[Data records]
::::::::::
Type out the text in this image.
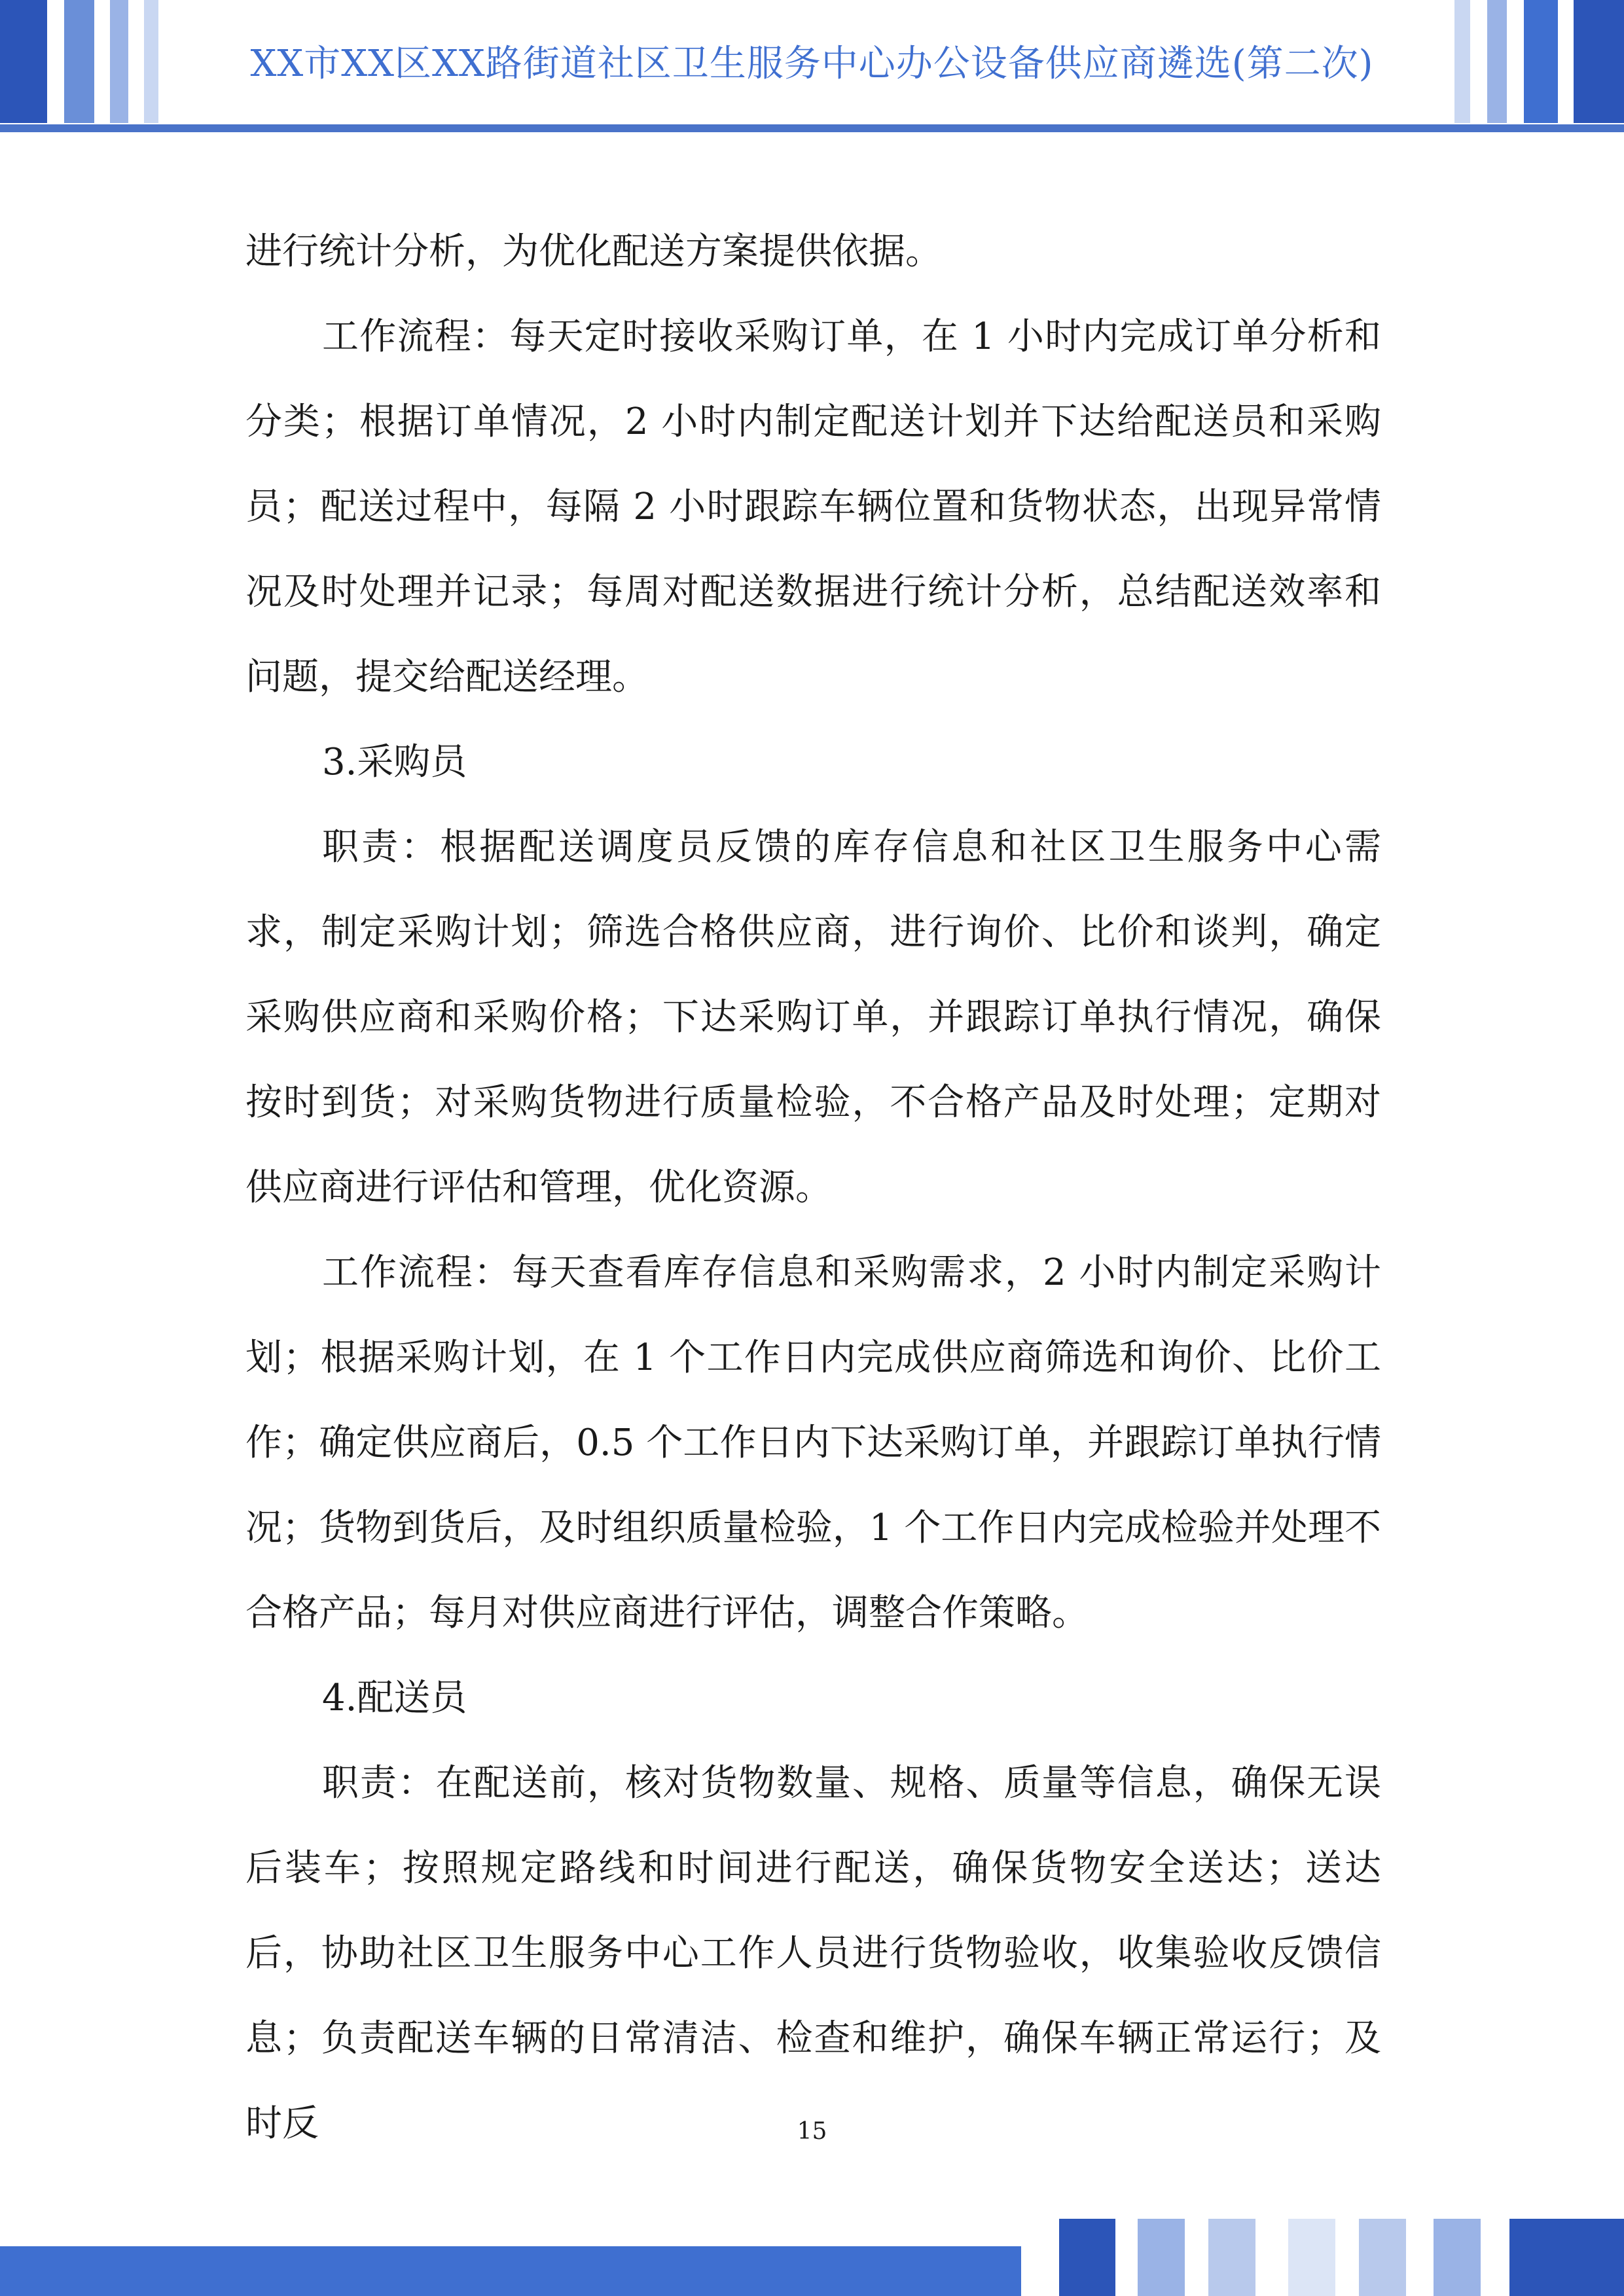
XX市XX区XX路街道社区卫生服务中心办公设备供应商遴选(第二次)

进行统计分析，为优化配送方案提供依据。

工作流程：每天定时接收采购订单，在 1 小时内完成订单分析和分类；根据订单情况，2 小时内制定配送计划并下达给配送员和采购员；配送过程中，每隔 2 小时跟踪车辆位置和货物状态，出现异常情况及时处理并记录；每周对配送数据进行统计分析，总结配送效率和问题，提交给配送经理。

3.采购员

职责：根据配送调度员反馈的库存信息和社区卫生服务中心需求，制定采购计划；筛选合格供应商，进行询价、比价和谈判，确定采购供应商和采购价格；下达采购订单，并跟踪订单执行情况，确保按时到货；对采购货物进行质量检验，不合格产品及时处理；定期对供应商进行评估和管理，优化资源。

工作流程：每天查看库存信息和采购需求，2 小时内制定采购计划；根据采购计划，在 1 个工作日内完成供应商筛选和询价、比价工作；确定供应商后，0.5 个工作日内下达采购订单，并跟踪订单执行情况；货物到货后，及时组织质量检验，1 个工作日内完成检验并处理不合格产品；每月对供应商进行评估，调整合作策略。

4.配送员

职责：在配送前，核对货物数量、规格、质量等信息，确保无误后装车；按照规定路线和时间进行配送，确保货物安全送达；送达后，协助社区卫生服务中心工作人员进行货物验收，收集验收反馈信息；负责配送车辆的日常清洁、检查和维护，确保车辆正常运行；及时反	15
::::::::::
* **Exercise requirements**: The records above are to be quoted exactly, with all pictures left out.

* **Solution to the exercise**:
Type out the text in this image.
XX市XX区XX路街道社区卫生服务中心办公设备供应商遴选(第二次)

进行统计分析，为优化配送方案提供依据。

工作流程：每天定时接收采购订单，在 1 小时内完成订单分析和分类；根据订单情况，2 小时内制定配送计划并下达给配送员和采购员；配送过程中，每隔 2 小时跟踪车辆位置和货物状态，出现异常情况及时处理并记录；每周对配送数据进行统计分析，总结配送效率和问题，提交给配送经理。

3.采购员

职责：根据配送调度员反馈的库存信息和社区卫生服务中心需求，制定采购计划；筛选合格供应商，进行询价、比价和谈判，确定采购供应商和采购价格；下达采购订单，并跟踪订单执行情况，确保按时到货；对采购货物进行质量检验，不合格产品及时处理；定期对供应商进行评估和管理，优化资源。

工作流程：每天查看库存信息和采购需求，2 小时内制定采购计划；根据采购计划，在 1 个工作日内完成供应商筛选和询价、比价工作；确定供应商后，0.5 个工作日内下达采购订单，并跟踪订单执行情况；货物到货后，及时组织质量检验，1 个工作日内完成检验并处理不合格产品；每月对供应商进行评估，调整合作策略。

4.配送员

职责：在配送前，核对货物数量、规格、质量等信息，确保无误后装车；按照规定路线和时间进行配送，确保货物安全送达；送达后，协助社区卫生服务中心工作人员进行货物验收，收集验收反馈信息；负责配送车辆的日常清洁、检查和维护，确保车辆正常运行；及时反	15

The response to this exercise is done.